I’ve been thinking back on my first cake — well, I think it was my first — could’ve been my second. I was making a cake for my mother’s birthday — so, June. I made my first cake in June. I cannot recall the year — probably I was nine years old. I made a cake from a boxed mix and I added blue food colouring along with the eggs and water. Maybe some oil. It would have been Wesson Oil, I think. I baked the cake in an angel food cake pan and set the timer so I’d be sure to not fail by over or under baking the cake.
I didn’t over-bake it. I didn’t under-bake it. I didn’t have any breezes in the kitchen — nor did I slam any doors or make any sudden moves that would cause the cake to fall. True to form, in that I cannot do things I’ve not seen done before, I removed the cake from the oven and immediately inverted it on a bottle – on the counter away from any drafts. I had seen my mother do this with her beautiful angel food cakes.
The baked contents of the pan — the blue contents — instantly dropped onto the counter. I suddenly was faced with a dilemma: Uh-Oh! What do I do now? I’ve never seen this part before.
Well, I’ve thought of that little incident from time to time over the years. When I take a cake from the oven, and after it’s cooled a bit, I invert it on a rack. Because I always grease and flour or spray the cake pans and line them with parchment and because I wait a bit for cooling, I don’t have problems with cake falling all over the place or bits of cake staying in the pan.
I’m not sure why I baked that cake in the angelfood cake pan in the first place. Maybe I thought it was just the pan to use. I had seen my mother use that pan. And I sure don’t know why I coloured it blue — maybe I thought it would resemble some sort of summer pool or something beach-like — I don’t know. But I do know that the technique I used that day to form it into a dome on a plate is a technique I just might need sometime — and if I do, I’ll know how it’s done. And I know that day, when it was all said and done, the frosting covered a multitude of sins problems. I use this technique today. On cakes and other things.

= Records shown =
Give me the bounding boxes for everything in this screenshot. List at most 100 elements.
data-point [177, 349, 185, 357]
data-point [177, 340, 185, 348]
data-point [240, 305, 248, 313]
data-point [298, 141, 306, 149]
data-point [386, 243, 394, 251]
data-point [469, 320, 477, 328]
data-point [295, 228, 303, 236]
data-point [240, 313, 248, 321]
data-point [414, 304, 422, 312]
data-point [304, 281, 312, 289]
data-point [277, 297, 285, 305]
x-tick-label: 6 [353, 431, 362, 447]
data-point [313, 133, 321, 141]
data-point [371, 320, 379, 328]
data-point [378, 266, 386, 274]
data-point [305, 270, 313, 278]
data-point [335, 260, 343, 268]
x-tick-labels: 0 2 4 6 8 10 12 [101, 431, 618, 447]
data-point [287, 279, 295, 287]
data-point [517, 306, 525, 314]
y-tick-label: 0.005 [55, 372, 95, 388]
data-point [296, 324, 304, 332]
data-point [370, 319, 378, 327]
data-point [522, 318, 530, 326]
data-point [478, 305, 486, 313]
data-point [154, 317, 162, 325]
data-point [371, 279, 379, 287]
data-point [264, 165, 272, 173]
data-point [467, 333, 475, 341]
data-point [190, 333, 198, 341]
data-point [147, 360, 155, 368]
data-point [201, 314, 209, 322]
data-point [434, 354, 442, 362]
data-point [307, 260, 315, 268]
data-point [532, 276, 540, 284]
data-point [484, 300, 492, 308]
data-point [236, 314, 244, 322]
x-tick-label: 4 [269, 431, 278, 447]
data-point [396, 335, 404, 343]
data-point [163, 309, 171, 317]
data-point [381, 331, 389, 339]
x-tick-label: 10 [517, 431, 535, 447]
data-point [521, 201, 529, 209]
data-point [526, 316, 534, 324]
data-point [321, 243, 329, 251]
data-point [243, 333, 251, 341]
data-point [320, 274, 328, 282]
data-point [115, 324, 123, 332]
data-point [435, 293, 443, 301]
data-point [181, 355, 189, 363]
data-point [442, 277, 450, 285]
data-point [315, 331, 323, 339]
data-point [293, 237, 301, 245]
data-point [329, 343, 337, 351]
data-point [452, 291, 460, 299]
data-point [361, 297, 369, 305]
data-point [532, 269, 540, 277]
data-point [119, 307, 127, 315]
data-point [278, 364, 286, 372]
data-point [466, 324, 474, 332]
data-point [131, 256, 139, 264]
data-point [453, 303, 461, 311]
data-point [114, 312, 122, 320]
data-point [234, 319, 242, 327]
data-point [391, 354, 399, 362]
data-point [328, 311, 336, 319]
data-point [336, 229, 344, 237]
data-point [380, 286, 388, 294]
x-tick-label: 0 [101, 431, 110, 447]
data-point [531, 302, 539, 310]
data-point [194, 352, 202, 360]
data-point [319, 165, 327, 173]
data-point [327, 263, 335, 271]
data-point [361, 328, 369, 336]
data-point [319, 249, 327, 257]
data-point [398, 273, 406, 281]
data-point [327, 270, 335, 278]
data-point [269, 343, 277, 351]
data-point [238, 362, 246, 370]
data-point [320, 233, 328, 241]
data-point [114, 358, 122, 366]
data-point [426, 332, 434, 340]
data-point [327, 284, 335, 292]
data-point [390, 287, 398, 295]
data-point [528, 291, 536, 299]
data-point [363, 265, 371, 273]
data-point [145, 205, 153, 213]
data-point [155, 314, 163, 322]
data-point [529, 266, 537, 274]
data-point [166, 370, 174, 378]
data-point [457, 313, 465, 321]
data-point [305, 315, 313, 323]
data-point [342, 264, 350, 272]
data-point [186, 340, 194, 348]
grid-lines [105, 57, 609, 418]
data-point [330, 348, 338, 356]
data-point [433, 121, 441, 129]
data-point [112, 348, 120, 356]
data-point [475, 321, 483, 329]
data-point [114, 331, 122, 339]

= Problems to work on =
a – Do these statements agree with the account of the first cake? Answer yes or no for each, and quote the words from the account that decide it.
(i) The cake was made from a boxed mix.
(ii) The cake was baked in a round layer pan.
(iii) These days the writer lines cake pans with parchment.
b – Using the account of the first cake, answer each question below on its own line.
(i) Whose birthday was the cake made for?
(ii) What was the hot pan turned upside down on?
(iii) What does the writer now turn a cooled cake out onto?

= List of solutions =
a –
(i) Yes: "I made a cake from a boxed mix"
(ii) No: "I baked the cake in an angel food cake pan"
(iii) Yes: "line them with parchment"

b –
(i) The writer's mother's.
(ii) A bottle.
(iii) A rack.